_Activities_
**1.** Answer these questions about the text on spotting when an elder needs help, one answer per line:
(a) What three benefits of early recognition are listed in parentheses?
(b) Which topics are offered as examples that would normally make someone animated?
(c) What simple way to "test" a loved one during calls is suggested?
**2.** Carry on the text on spotting when an elder needs help, starting after its last sentence.

(Part 2 of 2) Early recognition that an elder may need assistance allows for proper planning and preparations (i.e. increased number of options, improved quality of care, and less expense). Here are a few things to look for during your next visit:
5. Attitude and Disposition. See if their personality or disposition has changed. Are they unusually quiet (or alternatively upbeat), has that changed? Are they lethargic or showing signs of depression? Pay special attention to how they act or react to various stimuli. For example, if they seem uninterested when talking about a topic that would normally make them animated (ex: money, sports, politics etc.). Patterns are important because we all have moments of distraction or bad days.
6. Telephone/FaceTime. Communicate regularly & face-to-face whenever possible. When visiting isn’t possible telephone calls or FaceTime can provide insights into an aging person’s health status. Contact them on a regular basis and pay attention to the “flow” of the conversation. Notice whether they are engaged in the conversation; speak at an appropriate speed and volume. Do they follow and understand the topics that are discussed? Essentially, try to determine whether you can have a normal conversation with them. If you are concerned, a simple way to “test” your loved one is by asking them the same series of questions in different conversations. See whether they remember you asking the questions, and also if they provide the same responses.

_Material provided_
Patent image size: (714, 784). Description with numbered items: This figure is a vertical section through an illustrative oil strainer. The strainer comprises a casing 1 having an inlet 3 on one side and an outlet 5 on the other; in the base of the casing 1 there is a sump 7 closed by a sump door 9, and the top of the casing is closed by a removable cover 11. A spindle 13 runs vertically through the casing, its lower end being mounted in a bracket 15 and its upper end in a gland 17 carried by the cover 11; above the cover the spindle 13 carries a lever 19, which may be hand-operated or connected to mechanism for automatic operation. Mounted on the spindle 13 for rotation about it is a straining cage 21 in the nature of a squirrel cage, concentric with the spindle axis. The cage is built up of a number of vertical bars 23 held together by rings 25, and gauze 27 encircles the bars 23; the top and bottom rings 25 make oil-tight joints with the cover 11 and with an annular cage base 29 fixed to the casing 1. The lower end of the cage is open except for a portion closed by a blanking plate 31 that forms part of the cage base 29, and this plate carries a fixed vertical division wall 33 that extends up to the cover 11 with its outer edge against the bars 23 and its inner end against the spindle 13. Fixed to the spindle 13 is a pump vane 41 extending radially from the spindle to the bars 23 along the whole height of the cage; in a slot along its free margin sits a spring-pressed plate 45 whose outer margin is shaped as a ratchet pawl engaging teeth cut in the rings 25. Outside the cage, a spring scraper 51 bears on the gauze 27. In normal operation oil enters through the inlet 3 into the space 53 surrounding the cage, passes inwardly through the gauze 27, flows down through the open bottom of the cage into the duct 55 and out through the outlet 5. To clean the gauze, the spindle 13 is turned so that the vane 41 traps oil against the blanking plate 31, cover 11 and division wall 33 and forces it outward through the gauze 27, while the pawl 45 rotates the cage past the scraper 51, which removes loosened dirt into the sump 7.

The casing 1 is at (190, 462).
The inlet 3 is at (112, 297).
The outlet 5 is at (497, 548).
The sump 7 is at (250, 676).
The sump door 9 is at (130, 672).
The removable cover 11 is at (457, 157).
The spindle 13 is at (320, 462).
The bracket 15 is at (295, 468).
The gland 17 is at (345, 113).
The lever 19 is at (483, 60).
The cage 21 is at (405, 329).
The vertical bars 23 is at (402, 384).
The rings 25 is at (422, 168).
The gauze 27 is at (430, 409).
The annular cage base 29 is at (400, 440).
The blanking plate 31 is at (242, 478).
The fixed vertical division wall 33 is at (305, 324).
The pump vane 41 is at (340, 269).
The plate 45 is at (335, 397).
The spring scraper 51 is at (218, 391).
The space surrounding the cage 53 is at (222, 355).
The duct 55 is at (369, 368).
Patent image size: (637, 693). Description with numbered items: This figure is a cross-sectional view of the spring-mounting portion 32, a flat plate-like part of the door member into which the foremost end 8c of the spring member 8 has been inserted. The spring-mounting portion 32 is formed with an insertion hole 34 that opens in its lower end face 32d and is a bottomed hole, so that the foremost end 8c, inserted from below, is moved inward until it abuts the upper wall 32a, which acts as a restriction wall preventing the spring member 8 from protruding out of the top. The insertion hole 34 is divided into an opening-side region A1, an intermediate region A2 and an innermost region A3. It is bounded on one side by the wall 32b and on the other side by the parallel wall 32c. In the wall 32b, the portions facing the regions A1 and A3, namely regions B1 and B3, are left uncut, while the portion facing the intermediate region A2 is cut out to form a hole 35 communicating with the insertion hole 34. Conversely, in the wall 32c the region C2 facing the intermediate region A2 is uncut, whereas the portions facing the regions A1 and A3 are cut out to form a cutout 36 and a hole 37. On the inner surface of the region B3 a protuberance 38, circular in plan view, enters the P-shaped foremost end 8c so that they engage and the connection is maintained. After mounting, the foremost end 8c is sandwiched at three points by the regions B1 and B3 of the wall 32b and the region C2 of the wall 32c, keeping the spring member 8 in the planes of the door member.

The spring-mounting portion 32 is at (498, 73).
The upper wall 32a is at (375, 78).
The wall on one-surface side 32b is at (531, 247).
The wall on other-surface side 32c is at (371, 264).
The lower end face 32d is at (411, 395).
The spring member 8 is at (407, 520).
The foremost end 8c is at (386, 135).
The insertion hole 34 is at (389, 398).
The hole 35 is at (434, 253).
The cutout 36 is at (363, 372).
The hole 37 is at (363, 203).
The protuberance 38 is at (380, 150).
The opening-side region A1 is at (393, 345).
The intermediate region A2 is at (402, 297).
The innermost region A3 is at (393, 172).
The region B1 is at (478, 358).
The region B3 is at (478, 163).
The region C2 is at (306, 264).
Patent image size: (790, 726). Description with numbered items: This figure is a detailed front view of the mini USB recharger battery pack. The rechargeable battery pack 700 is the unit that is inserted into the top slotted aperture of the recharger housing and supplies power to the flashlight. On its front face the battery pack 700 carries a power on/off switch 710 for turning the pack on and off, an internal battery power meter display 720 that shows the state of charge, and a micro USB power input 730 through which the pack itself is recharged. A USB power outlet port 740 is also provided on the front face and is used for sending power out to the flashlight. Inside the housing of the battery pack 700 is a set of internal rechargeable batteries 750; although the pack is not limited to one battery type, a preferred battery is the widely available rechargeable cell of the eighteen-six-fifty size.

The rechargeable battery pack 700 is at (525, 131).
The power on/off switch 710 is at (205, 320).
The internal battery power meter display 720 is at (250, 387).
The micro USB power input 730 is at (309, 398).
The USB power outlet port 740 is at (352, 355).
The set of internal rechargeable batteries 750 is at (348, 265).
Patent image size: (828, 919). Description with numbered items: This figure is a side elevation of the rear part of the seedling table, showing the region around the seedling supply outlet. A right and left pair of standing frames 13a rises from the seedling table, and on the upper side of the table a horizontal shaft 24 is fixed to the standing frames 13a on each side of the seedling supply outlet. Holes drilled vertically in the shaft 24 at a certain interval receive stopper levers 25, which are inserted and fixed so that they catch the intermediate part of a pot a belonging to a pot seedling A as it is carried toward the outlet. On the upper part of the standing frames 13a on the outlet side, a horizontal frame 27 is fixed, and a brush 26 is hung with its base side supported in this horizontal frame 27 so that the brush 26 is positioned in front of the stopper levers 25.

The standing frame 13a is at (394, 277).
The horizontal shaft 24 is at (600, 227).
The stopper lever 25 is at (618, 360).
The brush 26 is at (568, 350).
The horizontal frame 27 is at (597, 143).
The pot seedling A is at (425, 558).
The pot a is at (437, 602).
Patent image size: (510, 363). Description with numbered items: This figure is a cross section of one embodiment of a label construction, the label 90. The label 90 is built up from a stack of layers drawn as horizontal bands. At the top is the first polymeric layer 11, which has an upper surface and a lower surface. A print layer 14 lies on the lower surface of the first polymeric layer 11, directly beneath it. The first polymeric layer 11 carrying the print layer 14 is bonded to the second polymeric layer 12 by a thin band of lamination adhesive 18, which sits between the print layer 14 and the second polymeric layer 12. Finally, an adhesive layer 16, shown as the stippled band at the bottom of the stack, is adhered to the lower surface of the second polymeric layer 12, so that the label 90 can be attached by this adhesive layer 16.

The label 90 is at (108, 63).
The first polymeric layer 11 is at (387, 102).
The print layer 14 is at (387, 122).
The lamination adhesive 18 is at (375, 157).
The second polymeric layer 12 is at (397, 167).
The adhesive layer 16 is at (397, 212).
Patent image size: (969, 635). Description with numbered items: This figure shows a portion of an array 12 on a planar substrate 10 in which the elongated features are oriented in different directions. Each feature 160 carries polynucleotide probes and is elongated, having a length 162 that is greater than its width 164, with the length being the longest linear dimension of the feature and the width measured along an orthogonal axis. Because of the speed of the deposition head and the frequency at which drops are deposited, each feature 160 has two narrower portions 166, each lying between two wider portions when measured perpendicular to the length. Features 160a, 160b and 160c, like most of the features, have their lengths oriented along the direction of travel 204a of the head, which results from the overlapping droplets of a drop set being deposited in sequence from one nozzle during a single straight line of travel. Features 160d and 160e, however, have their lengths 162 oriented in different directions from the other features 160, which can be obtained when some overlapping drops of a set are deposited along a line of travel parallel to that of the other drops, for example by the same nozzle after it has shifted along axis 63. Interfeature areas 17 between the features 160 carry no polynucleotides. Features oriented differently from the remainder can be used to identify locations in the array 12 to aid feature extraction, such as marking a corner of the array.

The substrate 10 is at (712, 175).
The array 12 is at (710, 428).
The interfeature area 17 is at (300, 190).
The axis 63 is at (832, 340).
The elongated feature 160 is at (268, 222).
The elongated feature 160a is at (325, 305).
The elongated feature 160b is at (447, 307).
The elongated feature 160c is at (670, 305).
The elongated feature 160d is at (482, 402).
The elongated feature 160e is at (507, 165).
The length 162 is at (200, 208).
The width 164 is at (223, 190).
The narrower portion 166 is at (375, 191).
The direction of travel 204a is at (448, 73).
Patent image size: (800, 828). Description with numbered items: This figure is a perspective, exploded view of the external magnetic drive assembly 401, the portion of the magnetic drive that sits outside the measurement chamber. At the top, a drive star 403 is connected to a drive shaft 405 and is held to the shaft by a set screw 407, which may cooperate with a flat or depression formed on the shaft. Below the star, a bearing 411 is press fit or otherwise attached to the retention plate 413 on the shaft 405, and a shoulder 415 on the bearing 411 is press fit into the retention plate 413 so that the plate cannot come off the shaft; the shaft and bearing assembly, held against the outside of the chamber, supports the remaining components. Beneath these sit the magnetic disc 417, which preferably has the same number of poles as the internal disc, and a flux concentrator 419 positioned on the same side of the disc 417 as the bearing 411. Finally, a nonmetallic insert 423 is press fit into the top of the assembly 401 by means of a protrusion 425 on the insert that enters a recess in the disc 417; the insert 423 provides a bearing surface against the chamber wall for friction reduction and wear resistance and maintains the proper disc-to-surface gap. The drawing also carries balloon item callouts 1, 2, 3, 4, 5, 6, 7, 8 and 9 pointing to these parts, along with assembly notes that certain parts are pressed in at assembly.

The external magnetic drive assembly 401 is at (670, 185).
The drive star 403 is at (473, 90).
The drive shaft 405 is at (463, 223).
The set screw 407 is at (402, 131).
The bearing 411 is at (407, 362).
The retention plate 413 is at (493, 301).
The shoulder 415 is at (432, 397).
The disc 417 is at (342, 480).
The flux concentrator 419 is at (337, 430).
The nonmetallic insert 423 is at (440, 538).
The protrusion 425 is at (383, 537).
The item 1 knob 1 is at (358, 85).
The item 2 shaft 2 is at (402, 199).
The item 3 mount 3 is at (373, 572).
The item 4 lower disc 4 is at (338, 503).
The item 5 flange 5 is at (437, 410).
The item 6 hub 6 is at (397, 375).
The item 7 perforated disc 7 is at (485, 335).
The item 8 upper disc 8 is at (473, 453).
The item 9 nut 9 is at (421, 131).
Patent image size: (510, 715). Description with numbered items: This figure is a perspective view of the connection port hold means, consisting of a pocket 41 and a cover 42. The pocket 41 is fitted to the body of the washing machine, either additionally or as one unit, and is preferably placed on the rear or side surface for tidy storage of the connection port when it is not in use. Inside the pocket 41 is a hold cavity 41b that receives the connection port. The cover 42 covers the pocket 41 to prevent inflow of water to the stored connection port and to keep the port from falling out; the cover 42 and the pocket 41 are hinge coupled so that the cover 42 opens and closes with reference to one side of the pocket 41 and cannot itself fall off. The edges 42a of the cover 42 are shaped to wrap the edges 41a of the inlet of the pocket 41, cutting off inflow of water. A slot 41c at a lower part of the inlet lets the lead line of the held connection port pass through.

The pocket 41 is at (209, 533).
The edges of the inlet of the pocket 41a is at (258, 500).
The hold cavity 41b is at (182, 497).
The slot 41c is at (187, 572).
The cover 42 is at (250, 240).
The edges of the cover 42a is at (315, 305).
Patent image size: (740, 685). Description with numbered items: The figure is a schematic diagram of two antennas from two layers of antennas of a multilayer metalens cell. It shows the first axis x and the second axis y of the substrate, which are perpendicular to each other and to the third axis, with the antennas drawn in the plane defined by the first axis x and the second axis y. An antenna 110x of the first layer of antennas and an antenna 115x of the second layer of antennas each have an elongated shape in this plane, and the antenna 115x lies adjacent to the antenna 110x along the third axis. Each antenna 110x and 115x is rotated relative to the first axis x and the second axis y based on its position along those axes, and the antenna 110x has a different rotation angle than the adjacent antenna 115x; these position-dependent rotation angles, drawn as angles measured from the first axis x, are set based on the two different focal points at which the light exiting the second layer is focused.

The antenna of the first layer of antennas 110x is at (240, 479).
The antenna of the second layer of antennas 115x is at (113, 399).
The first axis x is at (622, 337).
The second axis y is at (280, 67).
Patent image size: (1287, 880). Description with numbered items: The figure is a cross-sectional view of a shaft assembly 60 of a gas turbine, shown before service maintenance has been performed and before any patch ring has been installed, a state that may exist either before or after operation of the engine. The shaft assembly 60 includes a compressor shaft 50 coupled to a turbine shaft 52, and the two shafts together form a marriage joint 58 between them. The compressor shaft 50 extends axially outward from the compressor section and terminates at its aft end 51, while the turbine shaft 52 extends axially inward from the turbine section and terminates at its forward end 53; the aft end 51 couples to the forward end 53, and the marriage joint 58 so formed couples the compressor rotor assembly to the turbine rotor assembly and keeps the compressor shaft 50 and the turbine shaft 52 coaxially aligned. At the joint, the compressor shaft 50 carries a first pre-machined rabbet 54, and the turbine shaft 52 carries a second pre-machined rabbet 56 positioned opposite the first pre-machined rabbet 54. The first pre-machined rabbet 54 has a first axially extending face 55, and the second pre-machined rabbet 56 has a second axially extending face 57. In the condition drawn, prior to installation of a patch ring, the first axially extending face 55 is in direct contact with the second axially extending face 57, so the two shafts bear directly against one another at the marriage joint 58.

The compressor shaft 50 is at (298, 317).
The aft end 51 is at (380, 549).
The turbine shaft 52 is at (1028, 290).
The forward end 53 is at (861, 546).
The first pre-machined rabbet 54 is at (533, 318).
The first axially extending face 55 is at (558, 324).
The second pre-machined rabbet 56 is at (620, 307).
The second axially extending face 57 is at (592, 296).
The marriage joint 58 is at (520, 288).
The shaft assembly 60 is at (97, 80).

_Results of the exercise_
**1.**
(a) An increased number of options, improved quality of care, and less expense.
(b) Money, sports, and politics.
(c) Asking them the same series of questions in different conversations.

**2.**
7. Ask Direct Questions. Finally, don’t forget one of the most powerful tools in any caregiver’s toolbox: asking direct questions. To be effective it has to be done with care, sensitivity, and in a way that allows them to maintain their dignity. When done properly, this “conversational” approach removes the guesswork and lets the person know you care about them. It also allows your loved one to express their sincere appreciation that you’ve taken an interest in them and their wellbeing. Note: even when they don’t say it, they ALWAYS appreciate you looking after them. And, as an added bonus, you feel great.